Fassbender an Insufferable, Strangely Sexy Steve Jobs

Steve Jobs
Three stars (out of four)
R (language)
122 minutes

The brilliant inventor of sleekly designed, user friendly gadgets that revolutionized the way the world thinks about computers was a poorly made machine, incapable of love, kindness, selflessness or even basic human decency.

That’s the thesis of “Steve Jobs,” Danny Boyle’s fascinating, if flawed, expedition into the volatile mind of the late genius who co-founded Apple and made it possible for many of us to enter into a passionate, co-dependent relationship with our iPhones.

(Oh, precious iPhone, how do I love thee? Let me count the ways.)

(Ahem. Sorry.)

Boyle’s film benefits greatly from a whip-smart script by that maestro of intelligent, playful dialogue, Aaron Sorkin, and by the fact that it is 10 times bolder, more ambitious and more absorbing than the 2013 Jobs biopic starring Ashton Kutcher.

At the center of the movie is a mesmerizing, maniacal performance by Michael Fassbender, who seemed an odd choice to portray one of the geekiest innovators of all time.

Fassbender is a marvelous actor, but he oozes sex appeal and a shark-like menace not typically associated with a man famous for his spectacles, white sneakers, mom jeans and black turtleneck. I’ll admit I was extremely skeptical going into “Steve Jobs” that the fiery, Irish star of “Shame” and “Twelve Years a Slave” could pull this off. The crazy thing is how well this unlikely casting choice works.

Fassbender’s intensity, his gift for plumbing the depths of tortured souls and, yes, even the more seductive qualities that have made him quite popular with the ladies combine to create the perfect embodiment of Sorkin’s Jobs, who is — not to mince words — a monumental douchebag.

Yet, he’s a douchebag who radiates a strange, irresistible charisma. We hate this guy. We really do. But we’re also strangely drawn to him.

Fassbender also shares an electric chemistry with co-star Kate Winslet, who plays Jobs’ long-suffering longtime confidante, Apple marketing exec Joanna Hoffman. She’s so good, you’ll forgive her inconsistent Polish accent.

“Steve Jobs” is basically Steve and Joanna’s bizarre love story, albeit a platonic one.

“Why have we never slept together?,” Jobs asks Hoffman in one typically Sorkinesque scene.

“Because we’re not in love,” Hoffman snaps, all business.

If you sat through the dull and plodding 2013 Jobs biopic then you’ll recognize it as no small mercy that Boyle and Sorkin have hit upon a refreshingly innovative structure for their version of Steve’s story.

“Steve Jobs” unfolds in three acts, each of them set in the hours before a big product launch. Ever the edgy stylist, Boyle stages each one in a different cinematic format to reflect the passing of technological eras — the first in low-tech 16 mm film, the second in shiny 35 mm, the finale in coolly detached digital.

_INFORMATION GIVEN_
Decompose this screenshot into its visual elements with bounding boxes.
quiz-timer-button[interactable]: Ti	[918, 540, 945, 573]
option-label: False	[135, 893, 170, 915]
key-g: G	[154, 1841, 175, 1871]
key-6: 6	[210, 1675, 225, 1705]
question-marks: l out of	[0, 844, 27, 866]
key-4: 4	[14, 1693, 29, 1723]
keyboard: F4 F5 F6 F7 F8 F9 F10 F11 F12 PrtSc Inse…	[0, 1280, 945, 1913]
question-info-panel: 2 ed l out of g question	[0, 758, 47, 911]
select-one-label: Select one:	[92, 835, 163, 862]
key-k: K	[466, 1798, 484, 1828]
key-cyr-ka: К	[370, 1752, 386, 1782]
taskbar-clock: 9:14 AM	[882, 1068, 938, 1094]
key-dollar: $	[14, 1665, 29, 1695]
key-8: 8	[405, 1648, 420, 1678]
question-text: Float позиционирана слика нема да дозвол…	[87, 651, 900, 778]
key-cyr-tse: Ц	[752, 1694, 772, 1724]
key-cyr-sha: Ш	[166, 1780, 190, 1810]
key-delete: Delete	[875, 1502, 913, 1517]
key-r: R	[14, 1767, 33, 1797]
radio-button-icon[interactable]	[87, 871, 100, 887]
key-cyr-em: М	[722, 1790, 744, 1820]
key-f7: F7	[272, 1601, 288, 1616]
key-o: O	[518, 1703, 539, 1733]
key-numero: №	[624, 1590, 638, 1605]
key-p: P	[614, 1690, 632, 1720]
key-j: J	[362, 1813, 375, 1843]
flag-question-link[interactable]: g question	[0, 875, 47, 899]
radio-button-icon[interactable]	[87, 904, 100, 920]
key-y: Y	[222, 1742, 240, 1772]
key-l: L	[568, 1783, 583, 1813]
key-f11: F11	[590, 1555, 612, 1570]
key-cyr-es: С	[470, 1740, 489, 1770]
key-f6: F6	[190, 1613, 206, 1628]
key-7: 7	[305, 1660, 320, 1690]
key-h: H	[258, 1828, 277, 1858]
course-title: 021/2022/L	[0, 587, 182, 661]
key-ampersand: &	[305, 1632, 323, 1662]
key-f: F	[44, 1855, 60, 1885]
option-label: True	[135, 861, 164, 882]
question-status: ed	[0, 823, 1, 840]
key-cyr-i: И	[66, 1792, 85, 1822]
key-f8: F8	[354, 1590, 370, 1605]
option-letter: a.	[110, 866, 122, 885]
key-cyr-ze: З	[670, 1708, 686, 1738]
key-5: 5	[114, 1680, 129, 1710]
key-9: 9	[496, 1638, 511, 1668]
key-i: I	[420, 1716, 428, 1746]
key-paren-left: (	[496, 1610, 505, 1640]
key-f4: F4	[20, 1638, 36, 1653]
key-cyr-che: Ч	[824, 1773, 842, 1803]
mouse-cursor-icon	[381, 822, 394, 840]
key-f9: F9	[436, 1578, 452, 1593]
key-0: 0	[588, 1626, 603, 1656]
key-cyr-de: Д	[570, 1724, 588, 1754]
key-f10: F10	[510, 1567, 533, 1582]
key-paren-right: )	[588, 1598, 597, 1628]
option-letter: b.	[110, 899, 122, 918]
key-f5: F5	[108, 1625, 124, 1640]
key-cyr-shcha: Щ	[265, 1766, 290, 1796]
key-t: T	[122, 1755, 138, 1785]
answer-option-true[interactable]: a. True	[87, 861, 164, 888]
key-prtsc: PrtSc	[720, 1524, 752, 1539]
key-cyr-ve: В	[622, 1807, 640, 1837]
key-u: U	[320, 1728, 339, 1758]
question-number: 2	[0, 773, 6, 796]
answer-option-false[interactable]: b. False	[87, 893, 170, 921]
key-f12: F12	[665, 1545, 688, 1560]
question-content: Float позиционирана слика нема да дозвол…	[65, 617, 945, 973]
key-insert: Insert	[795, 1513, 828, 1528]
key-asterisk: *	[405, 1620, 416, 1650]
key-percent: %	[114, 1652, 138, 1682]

_TASK DIRECTIONS_
Go on with the Steve Jobs film review from the point where it ends. The records were taken from a separate source.

_ANSWER_
The film has the minimalist, intimate, talk-heavy feel of a play. It’s also very similar to Sorkin’s script for “The Social Network,” wielding a veritable hatchet at Jobs’ character in a portrayal that may or may not be fair but is utterly hypnotizing to watch.

Our first impression of Jobs is anything but favorable as he juggles familial and professional responsibilities behind the scenes of the 1984 unveiling of the first Macintosh computer.

While Jobs obsesses over technical difficulties and the fact that he wasn’t chosen as Time magazine’s Man of the Year, Hoffman struggles to keep her mercurial boss focused on the tasks at hand, which include placating ex-girlfriend Chrisann Brennan (Katherine Waterston) even as he denies paternity of her precocious child, Lisa (Makenzie Moss).

Yes, Sorkin’s Jobs is a man cold-hearted enough to proclaim his lack of parental responsibility to a 5-year-old girl’s adorable face, even after she proudly proclaims, “My Daddy named a computer after me.”

Also on Jobs’ social calendar: Software wizard Andy Hertzfeld (Michael Stuhlbarg), who Jobs humiliates because he fails to program the Mac to say “Hello”; Apple co-founder Steve Wozniak (Seth Rogen), who calls Jobs out on his refusal to acknowledge key members of the development team; and Apple CEO John Sculley (Jeff Daniels), Jobs’ father figure and future rival.

Bridges, Rogen and Stuhlbarg are all excellent, but especially Stuhlbarg, who brings such strength and sensitivity to his soft-spoken character. These three men haunt Jobs throughout the film.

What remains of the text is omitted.